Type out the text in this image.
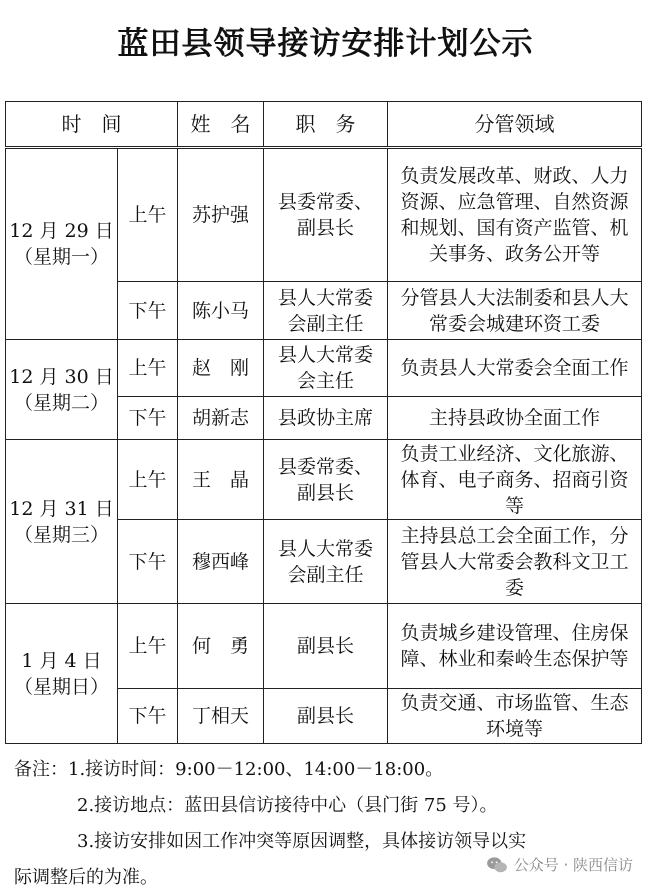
蓝田县领导接访安排计划公示
时　间		姓　名	职　务	分管领域

12 月 29 日
（星期一）	上午	苏护强	县委常委、副县长	负责发展改革、财政、人力资源、应急管理、自然资源和规划、国有资产监管、机关事务、政务公开等
	下午	陈小马	县人大常委会副主任	分管县人大法制委和县人大常委会城建环资工委

12 月 30 日
（星期二）	上午	赵　刚	县人大常委会主任	负责县人大常委会全面工作
	下午	胡新志	县政协主席	主持县政协全面工作

12 月 31 日
（星期三）	上午	王　晶	县委常委、副县长	负责工业经济、文化旅游、体育、电子商务、招商引资等
	下午	穆西峰	县人大常委会副主任	主持县总工会全面工作，分管县人大常委会教科文卫工委

1 月 4 日
（星期日）	上午	何　勇	副县长	负责城乡建设管理、住房保障、林业和秦岭生态保护等
	下午	丁相天	副县长	负责交通、市场监管、生态环境等
备注：1.接访时间：9:00－12:00、14:00－18:00。
2.接访地点：蓝田县信访接待中心（县门街 75 号）。
3.接访安排如因工作冲突等原因调整，具体接访领导以实
际调整后的为准。
公众号 · 陕西信访
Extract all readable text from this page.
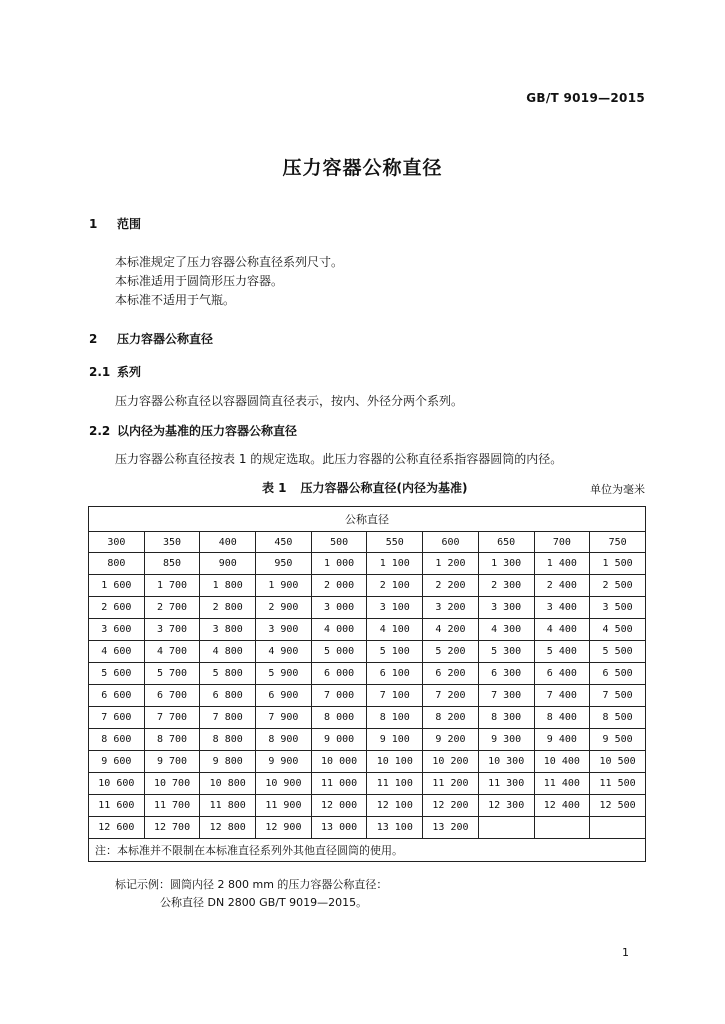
GB/T 9019—2015
压力容器公称直径
1 范围
本标准规定了压力容器公称直径系列尺寸。
本标准适用于圆筒形压力容器。
本标准不适用于气瓶。
2 压力容器公称直径
2.1 系列
压力容器公称直径以容器圆筒直径表示，按内、外径分两个系列。
2.2 以内径为基准的压力容器公称直径
压力容器公称直径按表 1 的规定选取。此压力容器的公称直径系指容器圆筒的内径。
表 1 压力容器公称直径(内径为基准)	单位为毫米
公称直径									
300	350	400	450	500	550	600	650	700	750
800	850	900	950	1 000	1 100	1 200	1 300	1 400	1 500
1 600	1 700	1 800	1 900	2 000	2 100	2 200	2 300	2 400	2 500
2 600	2 700	2 800	2 900	3 000	3 100	3 200	3 300	3 400	3 500
3 600	3 700	3 800	3 900	4 000	4 100	4 200	4 300	4 400	4 500
4 600	4 700	4 800	4 900	5 000	5 100	5 200	5 300	5 400	5 500
5 600	5 700	5 800	5 900	6 000	6 100	6 200	6 300	6 400	6 500
6 600	6 700	6 800	6 900	7 000	7 100	7 200	7 300	7 400	7 500
7 600	7 700	7 800	7 900	8 000	8 100	8 200	8 300	8 400	8 500
8 600	8 700	8 800	8 900	9 000	9 100	9 200	9 300	9 400	9 500
9 600	9 700	9 800	9 900	10 000	10 100	10 200	10 300	10 400	10 500
10 600	10 700	10 800	10 900	11 000	11 100	11 200	11 300	11 400	11 500
11 600	11 700	11 800	11 900	12 000	12 100	12 200	12 300	12 400	12 500
12 600	12 700	12 800	12 900	13 000	13 100	13 200			
注：本标准并不限制在本标准直径系列外其他直径圆筒的使用。									
标记示例：圆筒内径 2 800 mm 的压力容器公称直径：
公称直径 DN 2800 GB/T 9019—2015。
1
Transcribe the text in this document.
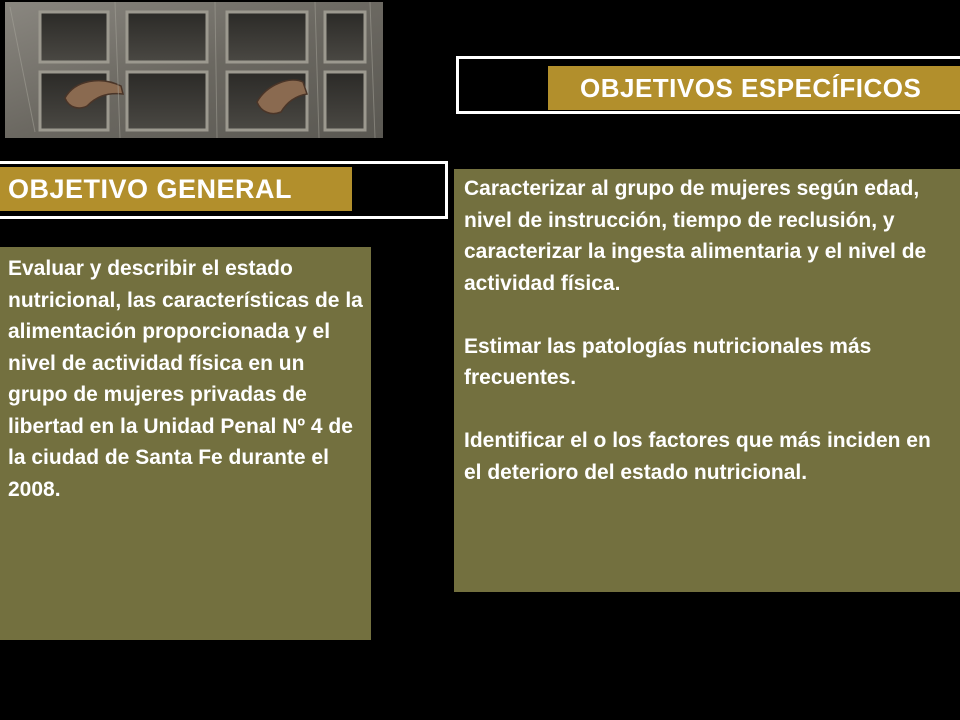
OBJETIVOS ESPECÍFICOS
OBJETIVO GENERAL

Evaluar y describir el estado nutricional, las características de la alimentación proporcionada y el nivel de actividad física en un grupo de mujeres privadas de libertad en la Unidad Penal Nº 4 de la ciudad de Santa Fe durante el 2008.

Caracterizar al grupo de mujeres según edad, nivel de instrucción, tiempo de reclusión, y caracterizar la ingesta alimentaria y el nivel de actividad física.

Estimar las patologías nutricionales más frecuentes.

Identificar el o los factores que más inciden en el deterioro del estado nutricional.
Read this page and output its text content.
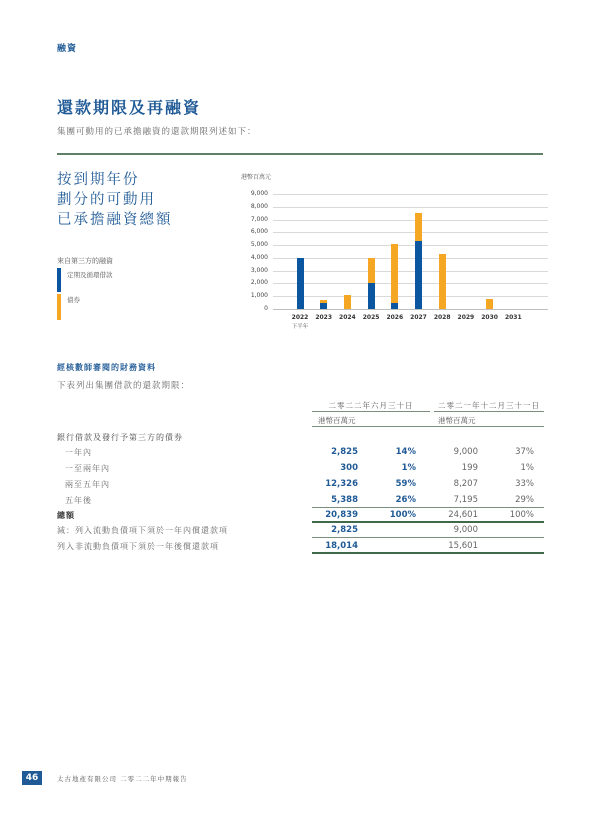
融資
還款期限及再融資
集團可動用的已承擔融資的還款期限列述如下：
按到期年份
劃分的可動用
已承擔融資總額
來自第三方的融資
定期及循環借款
債券
港幣百萬元
0
1,000
2,000
3,000
4,000
5,000
6,000
7,000
8,000
9,000
2022
下半年
2023	2024	2025	2026	2027	2028	2029	2030	2031
經核數師審閱的財務資料
下表列出集團借款的還款期限：
二零二二年六月三十日	二零二一年十二月三十一日
港幣百萬元	港幣百萬元
銀行借款及發行予第三方的債券
一年內	2,825	14%	9,000	37%
一至兩年內	300	1%	199	1%
兩至五年內	12,326	59%	8,207	33%
五年後	5,388	26%	7,195	29%
總額	20,839	100%	24,601	100%
減：列入流動負債項下須於一年內償還款項	2,825	9,000
列入非流動負債項下須於一年後償還款項	18,014	15,601
46	太古地產有限公司 二零二二年中期報告
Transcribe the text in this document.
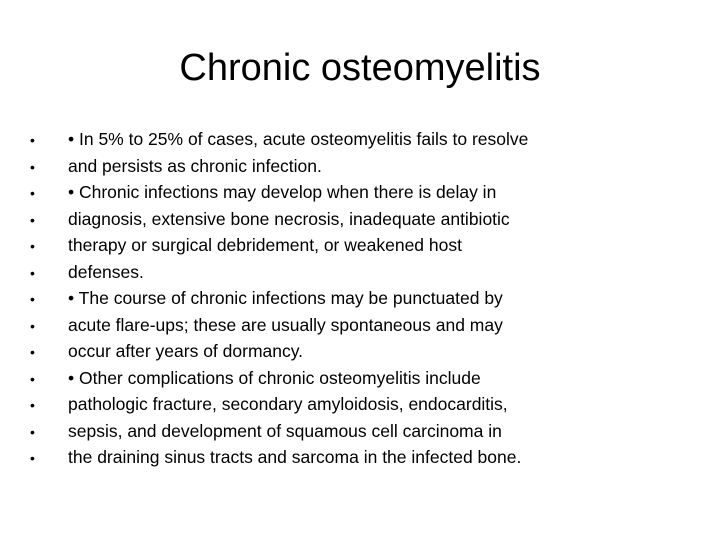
Chronic osteomyelitis
•	• In 5% to 25% of cases, acute osteomyelitis fails to resolve
•	and persists as chronic infection.
•	• Chronic infections may develop when there is delay in
•	diagnosis, extensive bone necrosis, inadequate antibiotic
•	therapy or surgical debridement, or weakened host
•	defenses.
•	• The course of chronic infections may be punctuated by
•	acute flare-ups; these are usually spontaneous and may
•	occur after years of dormancy.
•	• Other complications of chronic osteomyelitis include
•	pathologic fracture, secondary amyloidosis, endocarditis,
•	sepsis, and development of squamous cell carcinoma in
•	the draining sinus tracts and sarcoma in the infected bone.
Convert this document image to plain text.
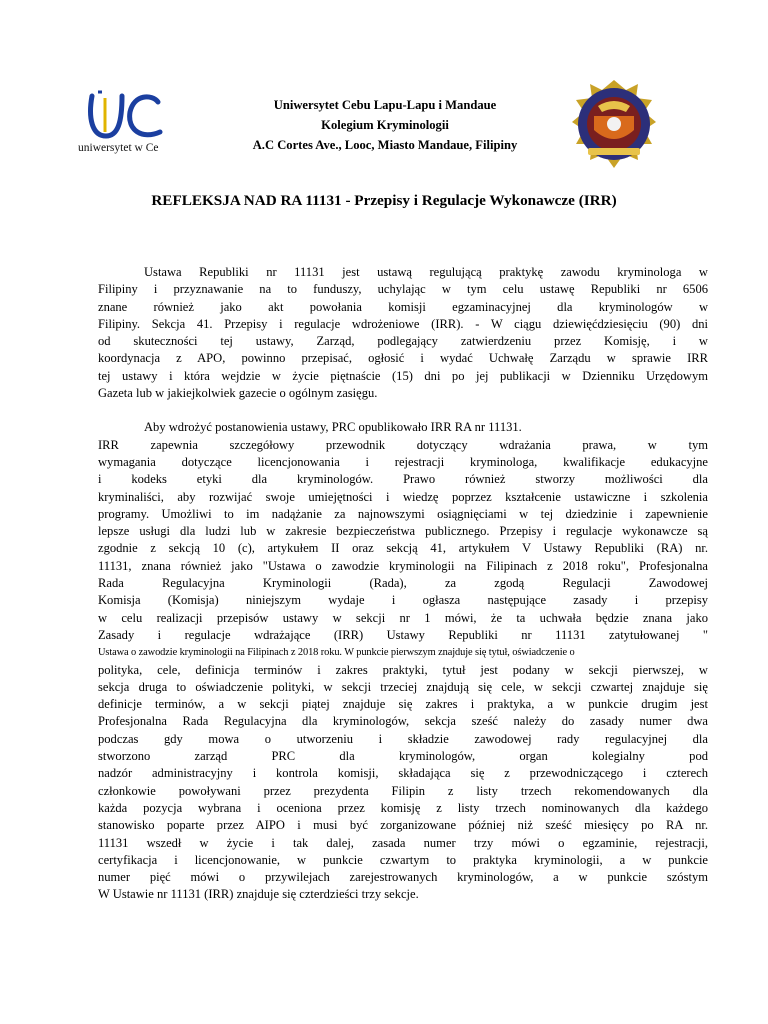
uniwersytet w Ce
Uniwersytet Cebu Lapu-Lapu i Mandaue
Kolegium Kryminologii
A.C Cortes Ave., Looc, Miasto Mandaue, Filipiny
REFLEKSJA NAD RA 11131 - Przepisy i Regulacje Wykonawcze (IRR)
Ustawa Republiki nr 11131 jest ustawą regulującą praktykę zawodu kryminologa w
Filipiny i przyznawanie na to funduszy, uchylając w tym celu ustawę Republiki nr 6506
znane również jako akt powołania komisji egzaminacyjnej dla kryminologów w
Filipiny. Sekcja 41. Przepisy i regulacje wdrożeniowe (IRR). - W ciągu dziewięćdziesięciu (90) dni
od skuteczności tej ustawy, Zarząd, podlegający zatwierdzeniu przez Komisję, i w
koordynacja z APO, powinno przepisać, ogłosić i wydać Uchwałę Zarządu w sprawie IRR
tej ustawy i która wejdzie w życie piętnaście (15) dni po jej publikacji w Dzienniku Urzędowym
Gazeta lub w jakiejkolwiek gazecie o ogólnym zasięgu.
Aby wdrożyć postanowienia ustawy, PRC opublikowało IRR RA nr 11131.
IRR zapewnia szczegółowy przewodnik dotyczący wdrażania prawa, w tym
wymagania dotyczące licencjonowania i rejestracji kryminologa, kwalifikacje edukacyjne
i kodeks etyki dla kryminologów. Prawo również stworzy możliwości dla
kryminaliści, aby rozwijać swoje umiejętności i wiedzę poprzez kształcenie ustawiczne i szkolenia
programy. Umożliwi to im nadążanie za najnowszymi osiągnięciami w tej dziedzinie i zapewnienie
lepsze usługi dla ludzi lub w zakresie bezpieczeństwa publicznego. Przepisy i regulacje wykonawcze są
zgodnie z sekcją 10 (c), artykułem II oraz sekcją 41, artykułem V Ustawy Republiki (RA) nr.
11131, znana również jako "Ustawa o zawodzie kryminologii na Filipinach z 2018 roku", Profesjonalna
Rada Regulacyjna Kryminologii (Rada), za zgodą Regulacji Zawodowej
Komisja (Komisja) niniejszym wydaje i ogłasza następujące zasady i przepisy
w celu realizacji przepisów ustawy w sekcji nr 1 mówi, że ta uchwała będzie znana jako
Zasady i regulacje wdrażające (IRR) Ustawy Republiki nr 11131 zatytułowanej "
Ustawa o zawodzie kryminologii na Filipinach z 2018 roku. W punkcie pierwszym znajduje się tytuł, oświadczenie o
polityka, cele, definicja terminów i zakres praktyki, tytuł jest podany w sekcji pierwszej, w
sekcja druga to oświadczenie polityki, w sekcji trzeciej znajdują się cele, w sekcji czwartej znajduje się
definicje terminów, a w sekcji piątej znajduje się zakres i praktyka, a w punkcie drugim jest
Profesjonalna Rada Regulacyjna dla kryminologów, sekcja sześć należy do zasady numer dwa
podczas gdy mowa o utworzeniu i składzie zawodowej rady regulacyjnej dla
stworzono zarząd PRC dla kryminologów, organ kolegialny pod
nadzór administracyjny i kontrola komisji, składająca się z przewodniczącego i czterech
członkowie powoływani przez prezydenta Filipin z listy trzech rekomendowanych dla
każda pozycja wybrana i oceniona przez komisję z listy trzech nominowanych dla każdego
stanowisko poparte przez AIPO i musi być zorganizowane później niż sześć miesięcy po RA nr.
11131 wszedł w życie i tak dalej, zasada numer trzy mówi o egzaminie, rejestracji,
certyfikacja i licencjonowanie, w punkcie czwartym to praktyka kryminologii, a w punkcie
numer pięć mówi o przywilejach zarejestrowanych kryminologów, a w punkcie szóstym
W Ustawie nr 11131 (IRR) znajduje się czterdzieści trzy sekcje.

Given problem: In the listing above, find the lines holding the word "image" and copy them.

Written solution:
Type out the text in this image.
Convert this document image to plain text.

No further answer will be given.